Pick out all lines with the word "Card" from the records that follow.

▶ [EXTRACTED ENTRIES]:

┄┄┄┄┄┄┄┄┄┄

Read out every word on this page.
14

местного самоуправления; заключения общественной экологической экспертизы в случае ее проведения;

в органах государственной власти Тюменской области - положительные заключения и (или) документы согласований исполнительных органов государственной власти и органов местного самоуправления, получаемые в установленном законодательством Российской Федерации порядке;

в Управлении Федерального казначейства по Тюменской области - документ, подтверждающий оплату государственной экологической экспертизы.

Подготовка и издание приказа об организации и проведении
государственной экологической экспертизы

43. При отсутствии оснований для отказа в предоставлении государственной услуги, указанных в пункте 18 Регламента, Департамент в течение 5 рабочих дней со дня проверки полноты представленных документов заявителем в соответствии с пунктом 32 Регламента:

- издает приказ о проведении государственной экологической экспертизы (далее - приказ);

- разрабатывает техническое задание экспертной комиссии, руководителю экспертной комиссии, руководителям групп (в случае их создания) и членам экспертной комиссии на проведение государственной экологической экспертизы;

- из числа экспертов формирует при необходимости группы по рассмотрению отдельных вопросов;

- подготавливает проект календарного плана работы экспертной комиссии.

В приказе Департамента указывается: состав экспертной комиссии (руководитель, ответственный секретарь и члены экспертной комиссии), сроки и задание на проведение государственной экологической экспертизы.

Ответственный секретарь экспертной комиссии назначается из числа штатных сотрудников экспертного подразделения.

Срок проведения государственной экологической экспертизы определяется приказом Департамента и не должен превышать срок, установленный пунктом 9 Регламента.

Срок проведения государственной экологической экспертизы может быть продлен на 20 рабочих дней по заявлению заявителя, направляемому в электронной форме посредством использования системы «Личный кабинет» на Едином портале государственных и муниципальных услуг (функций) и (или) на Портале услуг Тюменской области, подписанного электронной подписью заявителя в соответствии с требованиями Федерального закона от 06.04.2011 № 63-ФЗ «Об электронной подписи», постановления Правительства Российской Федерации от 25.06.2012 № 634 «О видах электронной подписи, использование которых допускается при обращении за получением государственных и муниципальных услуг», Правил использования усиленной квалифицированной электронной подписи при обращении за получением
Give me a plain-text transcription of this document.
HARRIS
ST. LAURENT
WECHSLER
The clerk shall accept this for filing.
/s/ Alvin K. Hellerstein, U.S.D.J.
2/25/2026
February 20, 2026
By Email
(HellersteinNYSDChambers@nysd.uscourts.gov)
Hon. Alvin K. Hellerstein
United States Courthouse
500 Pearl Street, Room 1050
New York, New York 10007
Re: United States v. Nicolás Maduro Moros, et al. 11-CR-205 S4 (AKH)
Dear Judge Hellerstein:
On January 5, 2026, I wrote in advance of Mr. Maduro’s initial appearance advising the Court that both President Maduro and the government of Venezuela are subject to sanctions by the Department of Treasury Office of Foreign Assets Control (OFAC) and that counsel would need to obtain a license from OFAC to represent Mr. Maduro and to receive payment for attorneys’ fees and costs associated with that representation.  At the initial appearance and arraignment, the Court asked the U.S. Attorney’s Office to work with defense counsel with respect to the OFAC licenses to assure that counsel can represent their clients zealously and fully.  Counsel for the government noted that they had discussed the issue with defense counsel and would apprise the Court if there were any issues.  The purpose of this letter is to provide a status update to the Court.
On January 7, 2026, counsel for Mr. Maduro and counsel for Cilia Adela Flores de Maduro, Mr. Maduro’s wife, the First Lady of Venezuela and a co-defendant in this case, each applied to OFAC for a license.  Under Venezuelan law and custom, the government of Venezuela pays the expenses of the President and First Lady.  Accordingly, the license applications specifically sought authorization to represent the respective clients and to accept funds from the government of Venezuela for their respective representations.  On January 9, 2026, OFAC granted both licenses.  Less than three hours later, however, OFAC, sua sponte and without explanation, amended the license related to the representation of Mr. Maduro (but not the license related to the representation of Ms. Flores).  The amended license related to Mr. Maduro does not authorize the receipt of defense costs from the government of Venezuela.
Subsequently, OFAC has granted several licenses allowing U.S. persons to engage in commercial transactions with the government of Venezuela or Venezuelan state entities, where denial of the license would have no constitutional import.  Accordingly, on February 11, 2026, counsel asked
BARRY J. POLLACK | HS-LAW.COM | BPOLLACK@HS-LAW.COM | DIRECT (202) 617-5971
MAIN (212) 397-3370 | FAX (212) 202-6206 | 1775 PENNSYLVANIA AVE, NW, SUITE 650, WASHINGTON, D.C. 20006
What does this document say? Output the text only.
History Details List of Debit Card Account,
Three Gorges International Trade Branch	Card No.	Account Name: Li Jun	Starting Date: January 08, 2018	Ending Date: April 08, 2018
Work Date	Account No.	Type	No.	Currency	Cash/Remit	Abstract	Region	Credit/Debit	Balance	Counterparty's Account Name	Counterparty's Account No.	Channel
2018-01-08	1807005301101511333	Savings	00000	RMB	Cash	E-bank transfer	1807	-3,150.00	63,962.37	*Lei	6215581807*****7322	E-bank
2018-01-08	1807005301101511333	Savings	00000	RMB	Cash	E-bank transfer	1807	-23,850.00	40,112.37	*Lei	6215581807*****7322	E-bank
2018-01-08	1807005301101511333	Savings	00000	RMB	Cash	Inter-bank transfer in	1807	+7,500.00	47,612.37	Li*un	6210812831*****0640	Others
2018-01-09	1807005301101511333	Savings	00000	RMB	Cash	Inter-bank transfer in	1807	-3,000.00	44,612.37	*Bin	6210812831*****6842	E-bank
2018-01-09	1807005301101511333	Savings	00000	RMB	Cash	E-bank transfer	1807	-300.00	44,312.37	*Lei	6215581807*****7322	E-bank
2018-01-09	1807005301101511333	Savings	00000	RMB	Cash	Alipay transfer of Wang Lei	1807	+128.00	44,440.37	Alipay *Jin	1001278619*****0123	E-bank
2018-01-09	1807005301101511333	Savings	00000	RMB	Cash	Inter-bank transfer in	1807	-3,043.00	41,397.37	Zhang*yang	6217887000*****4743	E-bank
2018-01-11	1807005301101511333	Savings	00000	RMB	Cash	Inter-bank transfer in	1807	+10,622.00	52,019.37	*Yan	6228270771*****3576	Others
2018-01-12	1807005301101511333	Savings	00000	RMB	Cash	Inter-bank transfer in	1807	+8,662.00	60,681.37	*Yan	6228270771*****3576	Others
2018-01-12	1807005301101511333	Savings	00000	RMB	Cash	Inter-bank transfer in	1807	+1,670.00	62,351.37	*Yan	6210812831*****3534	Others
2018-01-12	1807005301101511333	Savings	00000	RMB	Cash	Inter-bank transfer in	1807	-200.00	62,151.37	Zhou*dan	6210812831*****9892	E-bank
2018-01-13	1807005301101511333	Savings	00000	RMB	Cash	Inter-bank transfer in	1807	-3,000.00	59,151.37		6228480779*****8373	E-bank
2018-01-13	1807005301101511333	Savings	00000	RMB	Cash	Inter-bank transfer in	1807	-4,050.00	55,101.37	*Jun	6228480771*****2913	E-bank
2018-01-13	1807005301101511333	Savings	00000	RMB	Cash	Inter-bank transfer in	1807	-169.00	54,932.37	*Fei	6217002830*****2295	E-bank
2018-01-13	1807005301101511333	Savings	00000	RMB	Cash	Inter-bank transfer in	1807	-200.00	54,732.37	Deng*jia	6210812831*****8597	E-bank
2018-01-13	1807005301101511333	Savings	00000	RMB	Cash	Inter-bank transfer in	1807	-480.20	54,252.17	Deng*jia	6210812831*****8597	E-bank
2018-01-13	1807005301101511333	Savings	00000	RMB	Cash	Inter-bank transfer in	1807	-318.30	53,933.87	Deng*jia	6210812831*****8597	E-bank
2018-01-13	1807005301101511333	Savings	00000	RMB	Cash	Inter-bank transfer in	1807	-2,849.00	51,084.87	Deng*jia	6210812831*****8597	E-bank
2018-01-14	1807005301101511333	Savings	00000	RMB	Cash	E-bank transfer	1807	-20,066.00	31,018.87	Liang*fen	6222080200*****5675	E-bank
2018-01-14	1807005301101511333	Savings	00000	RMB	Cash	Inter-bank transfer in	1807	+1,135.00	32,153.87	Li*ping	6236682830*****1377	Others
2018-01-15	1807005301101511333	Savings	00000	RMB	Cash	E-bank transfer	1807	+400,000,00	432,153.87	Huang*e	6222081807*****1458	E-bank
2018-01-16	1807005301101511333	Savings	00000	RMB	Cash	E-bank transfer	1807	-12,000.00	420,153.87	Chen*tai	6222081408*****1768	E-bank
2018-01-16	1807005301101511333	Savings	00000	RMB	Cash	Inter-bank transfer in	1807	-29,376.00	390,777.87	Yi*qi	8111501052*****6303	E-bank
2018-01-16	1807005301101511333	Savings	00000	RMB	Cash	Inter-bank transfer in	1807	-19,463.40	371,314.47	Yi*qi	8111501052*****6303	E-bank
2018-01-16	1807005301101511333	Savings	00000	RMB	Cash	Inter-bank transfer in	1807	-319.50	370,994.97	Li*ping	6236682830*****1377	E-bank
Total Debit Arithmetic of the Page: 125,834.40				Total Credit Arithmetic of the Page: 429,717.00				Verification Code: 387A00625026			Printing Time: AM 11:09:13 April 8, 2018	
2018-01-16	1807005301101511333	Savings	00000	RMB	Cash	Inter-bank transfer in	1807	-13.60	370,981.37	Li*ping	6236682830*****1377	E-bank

┄┄┄┄┄┄┄┄┄┄

▶ [THE ANSWER]:
History Details List of Debit Card Account,
Three Gorges International Trade Branch	Card No.	Account Name: Li Jun	Starting Date: January 08, 2018	Ending Date: April 08, 2018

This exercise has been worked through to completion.